What is required –
Output each entry below as it stands, leaving out every picture.
=-=-=-=-=
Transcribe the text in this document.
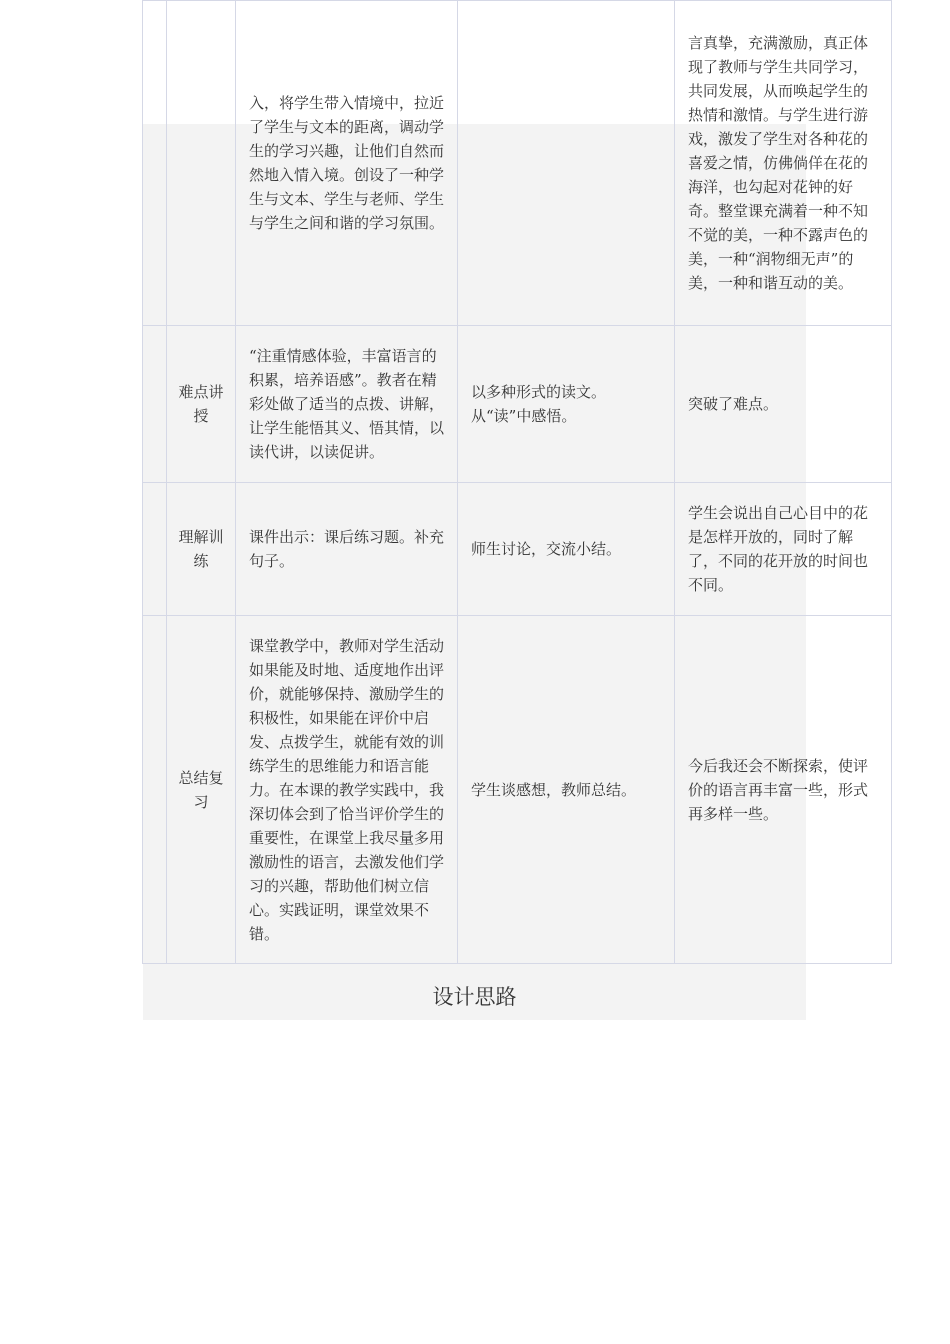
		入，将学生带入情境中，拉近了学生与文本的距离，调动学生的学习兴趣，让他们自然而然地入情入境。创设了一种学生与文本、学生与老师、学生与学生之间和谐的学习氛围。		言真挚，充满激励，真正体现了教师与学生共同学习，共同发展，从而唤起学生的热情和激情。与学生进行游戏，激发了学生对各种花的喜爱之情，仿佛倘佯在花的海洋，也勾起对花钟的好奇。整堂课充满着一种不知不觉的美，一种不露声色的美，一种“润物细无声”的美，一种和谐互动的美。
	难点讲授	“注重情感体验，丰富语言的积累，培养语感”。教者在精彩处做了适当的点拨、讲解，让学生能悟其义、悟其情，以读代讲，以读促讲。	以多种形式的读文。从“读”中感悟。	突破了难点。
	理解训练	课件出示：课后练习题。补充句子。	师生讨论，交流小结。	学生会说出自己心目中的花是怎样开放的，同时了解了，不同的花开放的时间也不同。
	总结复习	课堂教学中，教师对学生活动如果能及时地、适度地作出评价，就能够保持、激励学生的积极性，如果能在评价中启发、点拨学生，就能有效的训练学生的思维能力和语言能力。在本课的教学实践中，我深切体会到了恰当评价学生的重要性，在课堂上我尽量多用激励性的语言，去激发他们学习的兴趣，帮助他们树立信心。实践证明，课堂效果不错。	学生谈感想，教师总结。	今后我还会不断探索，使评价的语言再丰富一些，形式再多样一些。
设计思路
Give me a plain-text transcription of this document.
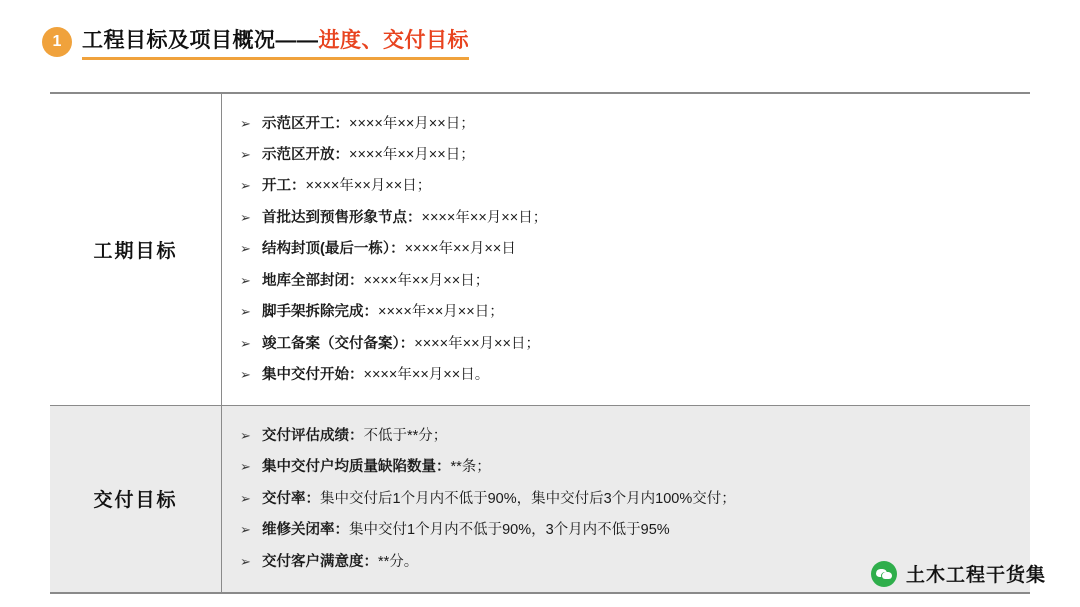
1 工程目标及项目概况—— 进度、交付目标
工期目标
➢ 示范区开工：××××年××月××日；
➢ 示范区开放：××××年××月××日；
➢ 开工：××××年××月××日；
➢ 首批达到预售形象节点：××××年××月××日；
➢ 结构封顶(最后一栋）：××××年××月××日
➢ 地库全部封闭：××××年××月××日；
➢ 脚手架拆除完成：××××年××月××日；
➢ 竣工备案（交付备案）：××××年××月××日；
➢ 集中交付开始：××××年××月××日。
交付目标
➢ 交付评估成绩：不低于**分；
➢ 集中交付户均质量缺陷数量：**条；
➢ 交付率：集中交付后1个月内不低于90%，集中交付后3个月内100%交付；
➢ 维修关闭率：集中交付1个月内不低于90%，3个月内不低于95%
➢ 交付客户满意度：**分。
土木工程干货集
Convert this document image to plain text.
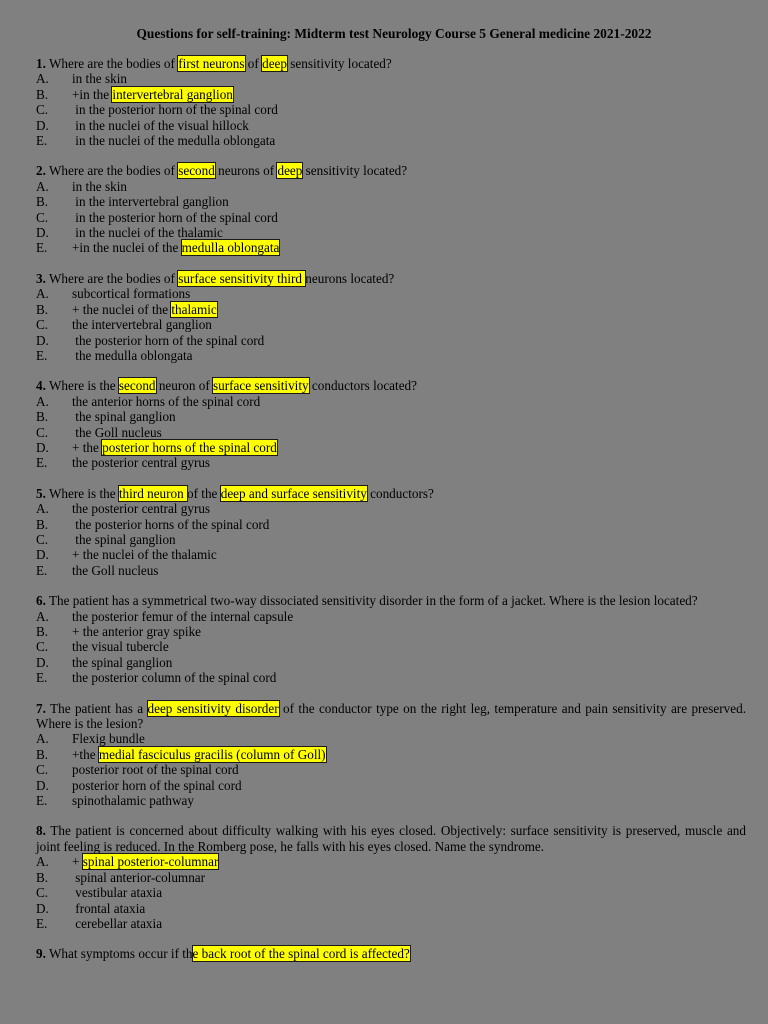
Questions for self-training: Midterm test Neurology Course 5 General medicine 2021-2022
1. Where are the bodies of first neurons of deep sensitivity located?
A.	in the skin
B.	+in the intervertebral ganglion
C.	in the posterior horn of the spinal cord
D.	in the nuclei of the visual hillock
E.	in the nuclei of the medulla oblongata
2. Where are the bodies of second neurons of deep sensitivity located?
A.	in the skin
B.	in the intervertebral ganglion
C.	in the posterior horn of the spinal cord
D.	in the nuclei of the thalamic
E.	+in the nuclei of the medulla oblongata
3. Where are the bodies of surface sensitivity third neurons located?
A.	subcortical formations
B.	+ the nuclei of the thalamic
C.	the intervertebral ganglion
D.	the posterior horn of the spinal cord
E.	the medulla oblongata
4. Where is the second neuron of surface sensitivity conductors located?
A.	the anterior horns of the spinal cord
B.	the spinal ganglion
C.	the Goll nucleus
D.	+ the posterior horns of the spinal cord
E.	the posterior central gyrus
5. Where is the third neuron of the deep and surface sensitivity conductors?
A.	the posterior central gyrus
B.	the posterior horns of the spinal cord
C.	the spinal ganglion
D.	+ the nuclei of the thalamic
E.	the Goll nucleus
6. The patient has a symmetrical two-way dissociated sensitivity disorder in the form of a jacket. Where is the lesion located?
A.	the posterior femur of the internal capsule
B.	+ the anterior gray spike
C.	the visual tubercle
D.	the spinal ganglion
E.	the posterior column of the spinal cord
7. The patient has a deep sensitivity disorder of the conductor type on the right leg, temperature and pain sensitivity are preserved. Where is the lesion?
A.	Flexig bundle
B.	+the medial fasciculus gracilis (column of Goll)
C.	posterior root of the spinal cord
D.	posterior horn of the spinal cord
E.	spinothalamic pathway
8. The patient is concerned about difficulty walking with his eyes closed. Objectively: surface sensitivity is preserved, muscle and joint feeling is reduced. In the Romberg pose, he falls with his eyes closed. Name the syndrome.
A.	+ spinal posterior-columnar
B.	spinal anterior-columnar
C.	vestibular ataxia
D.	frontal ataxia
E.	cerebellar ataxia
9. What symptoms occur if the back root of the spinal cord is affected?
=-=-=-=-=
Task output –
Transcribe the text in this document.
		入，将学生带入情境中，拉近了学生与文本的距离，调动学生的学习兴趣，让他们自然而然地入情入境。创设了一种学生与文本、学生与老师、学生与学生之间和谐的学习氛围。		言真挚，充满激励，真正体现了教师与学生共同学习，共同发展，从而唤起学生的热情和激情。与学生进行游戏，激发了学生对各种花的喜爱之情，仿佛倘佯在花的海洋，也勾起对花钟的好奇。整堂课充满着一种不知不觉的美，一种不露声色的美，一种“润物细无声”的美，一种和谐互动的美。
	难点讲授	“注重情感体验，丰富语言的积累，培养语感”。教者在精彩处做了适当的点拨、讲解，让学生能悟其义、悟其情，以读代讲，以读促讲。	以多种形式的读文。从“读”中感悟。	突破了难点。
	理解训练	课件出示：课后练习题。补充句子。	师生讨论，交流小结。	学生会说出自己心目中的花是怎样开放的，同时了解了，不同的花开放的时间也不同。
	总结复习	课堂教学中，教师对学生活动如果能及时地、适度地作出评价，就能够保持、激励学生的积极性，如果能在评价中启发、点拨学生，就能有效的训练学生的思维能力和语言能力。在本课的教学实践中，我深切体会到了恰当评价学生的重要性，在课堂上我尽量多用激励性的语言，去激发他们学习的兴趣，帮助他们树立信心。实践证明，课堂效果不错。	学生谈感想，教师总结。	今后我还会不断探索，使评价的语言再丰富一些，形式再多样一些。
设计思路
Give me a plain-text transcription of this document.
1 工程目标及项目概况—— 进度、交付目标
工期目标
➢ 示范区开工：××××年××月××日；
➢ 示范区开放：××××年××月××日；
➢ 开工：××××年××月××日；
➢ 首批达到预售形象节点：××××年××月××日；
➢ 结构封顶(最后一栋）：××××年××月××日
➢ 地库全部封闭：××××年××月××日；
➢ 脚手架拆除完成：××××年××月××日；
➢ 竣工备案（交付备案）：××××年××月××日；
➢ 集中交付开始：××××年××月××日。
交付目标
➢ 交付评估成绩：不低于**分；
➢ 集中交付户均质量缺陷数量：**条；
➢ 交付率：集中交付后1个月内不低于90%，集中交付后3个月内100%交付；
➢ 维修关闭率：集中交付1个月内不低于90%，3个月内不低于95%
➢ 交付客户满意度：**分。
土木工程干货集
Convert this document image to plain text.
Questions for self-training: Midterm test Neurology Course 5 General medicine 2021-2022
1. Where are the bodies of first neurons of deep sensitivity located?
A.	in the skin
B.	+in the intervertebral ganglion
C.	in the posterior horn of the spinal cord
D.	in the nuclei of the visual hillock
E.	in the nuclei of the medulla oblongata
2. Where are the bodies of second neurons of deep sensitivity located?
A.	in the skin
B.	in the intervertebral ganglion
C.	in the posterior horn of the spinal cord
D.	in the nuclei of the thalamic
E.	+in the nuclei of the medulla oblongata
3. Where are the bodies of surface sensitivity third neurons located?
A.	subcortical formations
B.	+ the nuclei of the thalamic
C.	the intervertebral ganglion
D.	the posterior horn of the spinal cord
E.	the medulla oblongata
4. Where is the second neuron of surface sensitivity conductors located?
A.	the anterior horns of the spinal cord
B.	the spinal ganglion
C.	the Goll nucleus
D.	+ the posterior horns of the spinal cord
E.	the posterior central gyrus
5. Where is the third neuron of the deep and surface sensitivity conductors?
A.	the posterior central gyrus
B.	the posterior horns of the spinal cord
C.	the spinal ganglion
D.	+ the nuclei of the thalamic
E.	the Goll nucleus
6. The patient has a symmetrical two-way dissociated sensitivity disorder in the form of a jacket. Where is the lesion located?
A.	the posterior femur of the internal capsule
B.	+ the anterior gray spike
C.	the visual tubercle
D.	the spinal ganglion
E.	the posterior column of the spinal cord
7. The patient has a deep sensitivity disorder of the conductor type on the right leg, temperature and pain sensitivity are preserved. Where is the lesion?
A.	Flexig bundle
B.	+the medial fasciculus gracilis (column of Goll)
C.	posterior root of the spinal cord
D.	posterior horn of the spinal cord
E.	spinothalamic pathway
8. The patient is concerned about difficulty walking with his eyes closed. Objectively: surface sensitivity is preserved, muscle and joint feeling is reduced. In the Romberg pose, he falls with his eyes closed. Name the syndrome.
A.	+ spinal posterior-columnar
B.	spinal anterior-columnar
C.	vestibular ataxia
D.	frontal ataxia
E.	cerebellar ataxia
9. What symptoms occur if the back root of the spinal cord is affected?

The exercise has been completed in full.